* Task statement *
From the line that contains "Type out the text in this image." to the last line of the data below, transcribe every line exactly. Do not include the pictures.

# # #

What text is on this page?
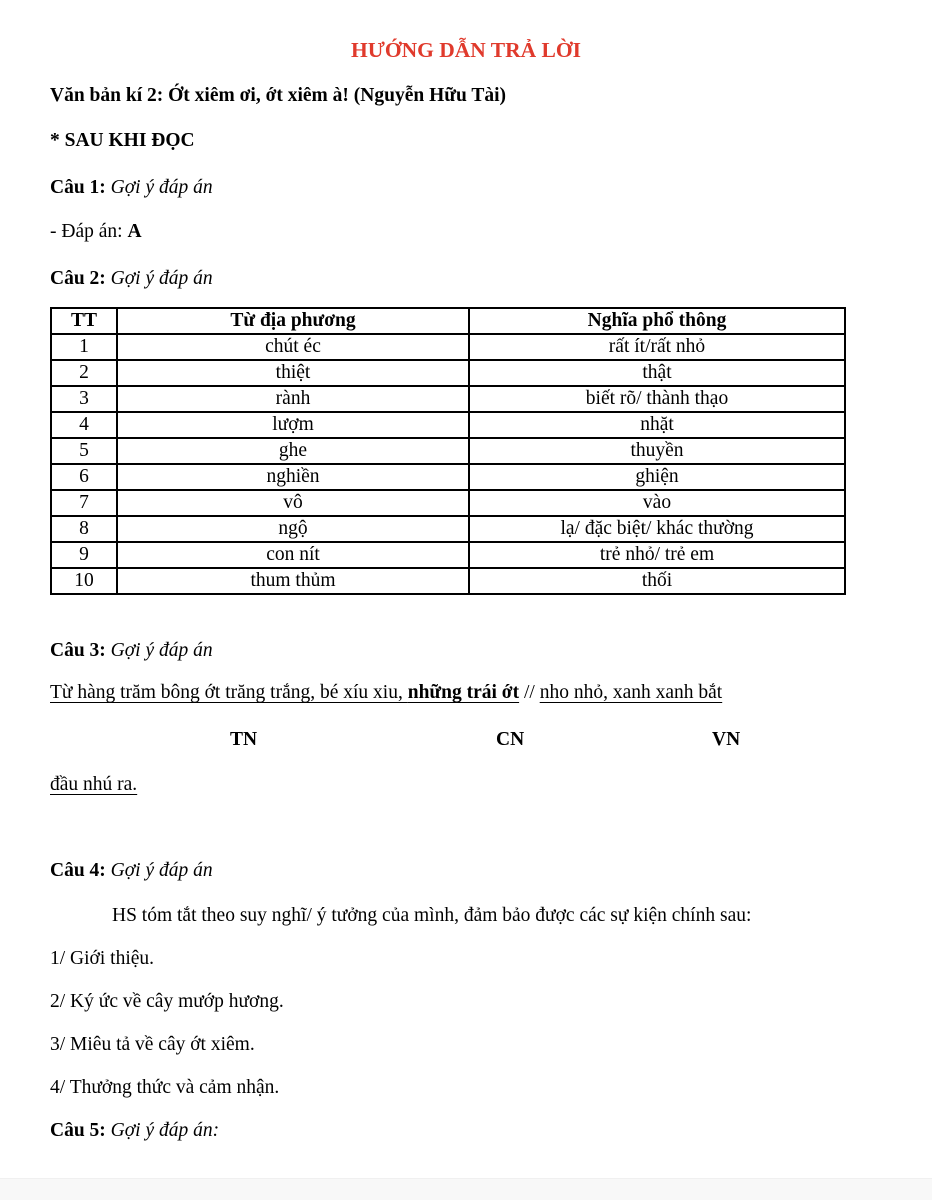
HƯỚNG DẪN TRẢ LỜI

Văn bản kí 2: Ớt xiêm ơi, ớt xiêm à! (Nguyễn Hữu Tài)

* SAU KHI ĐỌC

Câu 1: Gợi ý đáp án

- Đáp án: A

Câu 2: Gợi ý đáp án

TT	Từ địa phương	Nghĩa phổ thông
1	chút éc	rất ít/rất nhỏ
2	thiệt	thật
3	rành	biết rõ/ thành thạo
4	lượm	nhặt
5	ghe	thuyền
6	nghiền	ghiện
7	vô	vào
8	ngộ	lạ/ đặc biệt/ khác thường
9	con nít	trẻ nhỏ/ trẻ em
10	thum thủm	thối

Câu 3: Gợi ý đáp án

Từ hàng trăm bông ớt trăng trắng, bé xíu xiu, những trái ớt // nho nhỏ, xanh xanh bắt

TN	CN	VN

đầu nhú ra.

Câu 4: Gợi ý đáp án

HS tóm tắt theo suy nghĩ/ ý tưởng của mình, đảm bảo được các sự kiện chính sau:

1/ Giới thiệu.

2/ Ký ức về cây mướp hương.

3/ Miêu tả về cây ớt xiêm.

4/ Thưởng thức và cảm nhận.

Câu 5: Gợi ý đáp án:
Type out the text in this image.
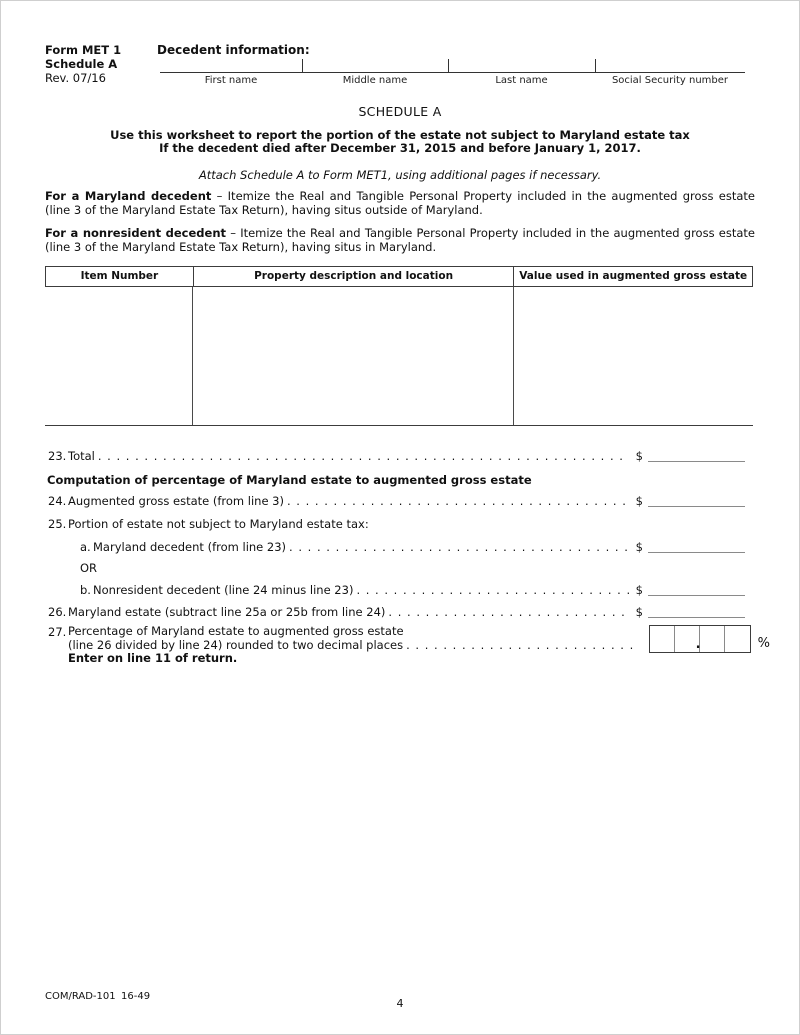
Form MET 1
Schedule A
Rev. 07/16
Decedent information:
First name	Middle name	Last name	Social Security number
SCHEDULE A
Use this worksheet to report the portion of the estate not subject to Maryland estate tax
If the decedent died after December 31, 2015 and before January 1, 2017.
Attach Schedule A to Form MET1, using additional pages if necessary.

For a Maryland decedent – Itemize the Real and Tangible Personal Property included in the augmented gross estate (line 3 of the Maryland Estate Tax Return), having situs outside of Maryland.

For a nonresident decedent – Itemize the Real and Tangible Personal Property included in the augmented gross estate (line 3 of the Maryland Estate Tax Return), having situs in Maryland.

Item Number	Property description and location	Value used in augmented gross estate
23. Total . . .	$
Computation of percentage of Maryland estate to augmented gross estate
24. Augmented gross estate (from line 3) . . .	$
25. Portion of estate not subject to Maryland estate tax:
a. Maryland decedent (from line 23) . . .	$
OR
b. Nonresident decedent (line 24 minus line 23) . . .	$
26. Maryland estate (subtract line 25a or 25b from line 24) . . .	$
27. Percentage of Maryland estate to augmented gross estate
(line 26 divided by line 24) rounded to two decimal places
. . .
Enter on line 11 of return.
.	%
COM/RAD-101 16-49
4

# # #

* Written reply *
Type out the text in this image.
Form MET 1
Schedule A
Rev. 07/16
Decedent information:
First name	Middle name	Last name	Social Security number
SCHEDULE A
Use this worksheet to report the portion of the estate not subject to Maryland estate tax
If the decedent died after December 31, 2015 and before January 1, 2017.
Attach Schedule A to Form MET1, using additional pages if necessary.

For a Maryland decedent – Itemize the Real and Tangible Personal Property included in the augmented gross estate (line 3 of the Maryland Estate Tax Return), having situs outside of Maryland.

For a nonresident decedent – Itemize the Real and Tangible Personal Property included in the augmented gross estate (line 3 of the Maryland Estate Tax Return), having situs in Maryland.

Item Number	Property description and location	Value used in augmented gross estate
23. Total . . .	$
Computation of percentage of Maryland estate to augmented gross estate
24. Augmented gross estate (from line 3) . . .	$
25. Portion of estate not subject to Maryland estate tax:
a. Maryland decedent (from line 23) . . .	$
OR
b. Nonresident decedent (line 24 minus line 23) . . .	$
26. Maryland estate (subtract line 25a or 25b from line 24) . . .	$
27. Percentage of Maryland estate to augmented gross estate
(line 26 divided by line 24) rounded to two decimal places
. . .
Enter on line 11 of return.
.	%
COM/RAD-101 16-49
4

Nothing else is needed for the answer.